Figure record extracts
BEGIN

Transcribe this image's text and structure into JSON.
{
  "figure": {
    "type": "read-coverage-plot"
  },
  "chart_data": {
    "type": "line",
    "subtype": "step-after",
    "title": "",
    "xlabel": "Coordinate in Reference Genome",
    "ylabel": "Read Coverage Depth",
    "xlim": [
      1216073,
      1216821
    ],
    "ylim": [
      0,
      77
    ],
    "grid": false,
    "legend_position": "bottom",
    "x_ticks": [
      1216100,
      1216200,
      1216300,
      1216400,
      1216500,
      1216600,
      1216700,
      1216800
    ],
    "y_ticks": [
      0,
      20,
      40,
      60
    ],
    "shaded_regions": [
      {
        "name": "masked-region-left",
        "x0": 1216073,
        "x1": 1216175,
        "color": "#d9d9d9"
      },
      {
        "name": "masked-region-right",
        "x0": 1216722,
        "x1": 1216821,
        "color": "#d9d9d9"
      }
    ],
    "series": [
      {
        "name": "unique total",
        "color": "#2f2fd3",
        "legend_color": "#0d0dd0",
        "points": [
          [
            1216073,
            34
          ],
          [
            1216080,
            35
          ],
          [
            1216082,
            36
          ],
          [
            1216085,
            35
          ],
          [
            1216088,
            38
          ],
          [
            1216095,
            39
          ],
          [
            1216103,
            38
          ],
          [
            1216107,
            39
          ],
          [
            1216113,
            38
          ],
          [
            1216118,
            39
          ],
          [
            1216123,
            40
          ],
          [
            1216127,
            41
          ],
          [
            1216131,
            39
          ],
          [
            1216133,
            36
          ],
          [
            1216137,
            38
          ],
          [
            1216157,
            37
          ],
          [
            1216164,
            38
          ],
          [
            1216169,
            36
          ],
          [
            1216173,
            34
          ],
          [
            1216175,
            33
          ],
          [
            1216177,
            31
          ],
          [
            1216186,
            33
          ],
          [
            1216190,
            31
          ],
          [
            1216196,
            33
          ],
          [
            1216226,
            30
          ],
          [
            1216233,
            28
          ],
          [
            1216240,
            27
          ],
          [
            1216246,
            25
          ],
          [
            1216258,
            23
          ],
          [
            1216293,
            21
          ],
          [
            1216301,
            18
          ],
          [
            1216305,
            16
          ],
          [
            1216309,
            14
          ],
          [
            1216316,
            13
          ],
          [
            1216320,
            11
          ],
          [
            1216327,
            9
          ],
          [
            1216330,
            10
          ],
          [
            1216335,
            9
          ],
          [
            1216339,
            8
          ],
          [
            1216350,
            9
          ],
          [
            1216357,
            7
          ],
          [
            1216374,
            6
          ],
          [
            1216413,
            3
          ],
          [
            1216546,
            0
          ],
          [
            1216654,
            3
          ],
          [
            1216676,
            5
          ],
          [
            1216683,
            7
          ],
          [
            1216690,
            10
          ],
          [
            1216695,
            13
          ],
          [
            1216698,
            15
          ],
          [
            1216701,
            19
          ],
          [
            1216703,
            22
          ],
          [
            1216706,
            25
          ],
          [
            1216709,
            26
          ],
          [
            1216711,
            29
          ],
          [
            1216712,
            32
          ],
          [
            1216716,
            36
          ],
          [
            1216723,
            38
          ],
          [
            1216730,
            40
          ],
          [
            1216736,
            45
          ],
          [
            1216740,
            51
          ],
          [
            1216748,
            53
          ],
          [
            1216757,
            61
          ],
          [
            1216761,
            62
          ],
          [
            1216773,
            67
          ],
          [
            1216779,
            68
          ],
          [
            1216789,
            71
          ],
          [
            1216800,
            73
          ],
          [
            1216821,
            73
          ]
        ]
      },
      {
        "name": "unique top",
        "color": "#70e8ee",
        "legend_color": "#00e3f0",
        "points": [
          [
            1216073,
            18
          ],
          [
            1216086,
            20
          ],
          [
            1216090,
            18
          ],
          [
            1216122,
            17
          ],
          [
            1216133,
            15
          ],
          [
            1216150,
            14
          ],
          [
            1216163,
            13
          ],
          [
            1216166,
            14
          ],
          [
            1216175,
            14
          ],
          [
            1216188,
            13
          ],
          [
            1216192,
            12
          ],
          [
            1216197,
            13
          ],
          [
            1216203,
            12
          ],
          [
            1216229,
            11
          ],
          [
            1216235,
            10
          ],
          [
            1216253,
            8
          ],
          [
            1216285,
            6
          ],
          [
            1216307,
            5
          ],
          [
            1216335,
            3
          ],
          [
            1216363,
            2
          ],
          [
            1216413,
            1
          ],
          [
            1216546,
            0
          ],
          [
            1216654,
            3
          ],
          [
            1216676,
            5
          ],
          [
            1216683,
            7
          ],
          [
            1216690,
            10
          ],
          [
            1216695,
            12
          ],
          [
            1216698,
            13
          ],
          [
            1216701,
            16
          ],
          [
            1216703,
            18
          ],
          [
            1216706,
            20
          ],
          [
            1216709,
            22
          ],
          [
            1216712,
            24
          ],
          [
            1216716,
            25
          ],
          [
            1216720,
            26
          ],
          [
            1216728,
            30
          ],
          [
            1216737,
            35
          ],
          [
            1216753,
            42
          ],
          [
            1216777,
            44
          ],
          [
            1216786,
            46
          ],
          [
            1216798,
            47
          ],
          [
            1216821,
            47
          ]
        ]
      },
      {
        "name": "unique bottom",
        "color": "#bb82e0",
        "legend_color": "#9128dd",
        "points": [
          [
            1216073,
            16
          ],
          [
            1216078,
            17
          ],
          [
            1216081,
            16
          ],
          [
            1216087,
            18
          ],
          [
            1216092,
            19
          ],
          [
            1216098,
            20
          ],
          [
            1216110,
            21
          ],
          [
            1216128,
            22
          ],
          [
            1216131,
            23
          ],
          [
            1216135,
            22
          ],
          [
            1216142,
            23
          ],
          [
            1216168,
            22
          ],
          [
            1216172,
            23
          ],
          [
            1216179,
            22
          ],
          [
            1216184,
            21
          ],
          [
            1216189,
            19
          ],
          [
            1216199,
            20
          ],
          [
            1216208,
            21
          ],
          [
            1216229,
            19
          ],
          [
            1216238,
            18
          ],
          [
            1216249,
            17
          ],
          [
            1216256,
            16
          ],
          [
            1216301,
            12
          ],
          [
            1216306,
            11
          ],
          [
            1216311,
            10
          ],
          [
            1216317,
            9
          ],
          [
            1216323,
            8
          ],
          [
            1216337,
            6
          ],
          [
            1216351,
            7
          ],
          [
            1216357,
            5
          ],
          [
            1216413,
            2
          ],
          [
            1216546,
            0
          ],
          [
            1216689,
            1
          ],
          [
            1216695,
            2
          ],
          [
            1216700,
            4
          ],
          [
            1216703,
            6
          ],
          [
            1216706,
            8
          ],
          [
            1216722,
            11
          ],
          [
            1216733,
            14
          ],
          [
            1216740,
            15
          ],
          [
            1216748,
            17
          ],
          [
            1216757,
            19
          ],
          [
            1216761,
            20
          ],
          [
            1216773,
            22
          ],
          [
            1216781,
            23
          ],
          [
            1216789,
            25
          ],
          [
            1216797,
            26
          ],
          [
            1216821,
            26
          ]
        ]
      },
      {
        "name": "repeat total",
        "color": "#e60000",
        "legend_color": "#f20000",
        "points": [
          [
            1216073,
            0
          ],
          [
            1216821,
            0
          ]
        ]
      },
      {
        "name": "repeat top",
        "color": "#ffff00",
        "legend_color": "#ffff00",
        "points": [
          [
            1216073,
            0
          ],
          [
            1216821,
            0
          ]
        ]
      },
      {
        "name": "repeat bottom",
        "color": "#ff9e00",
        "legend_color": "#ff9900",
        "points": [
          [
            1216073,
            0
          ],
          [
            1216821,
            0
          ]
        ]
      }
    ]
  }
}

END

[Task details] The answer must consist of each line from the data that includes the string "repeat".

[Exercise output]
        "name": "repeat total",
        "name": "repeat top",
        "name": "repeat bottom",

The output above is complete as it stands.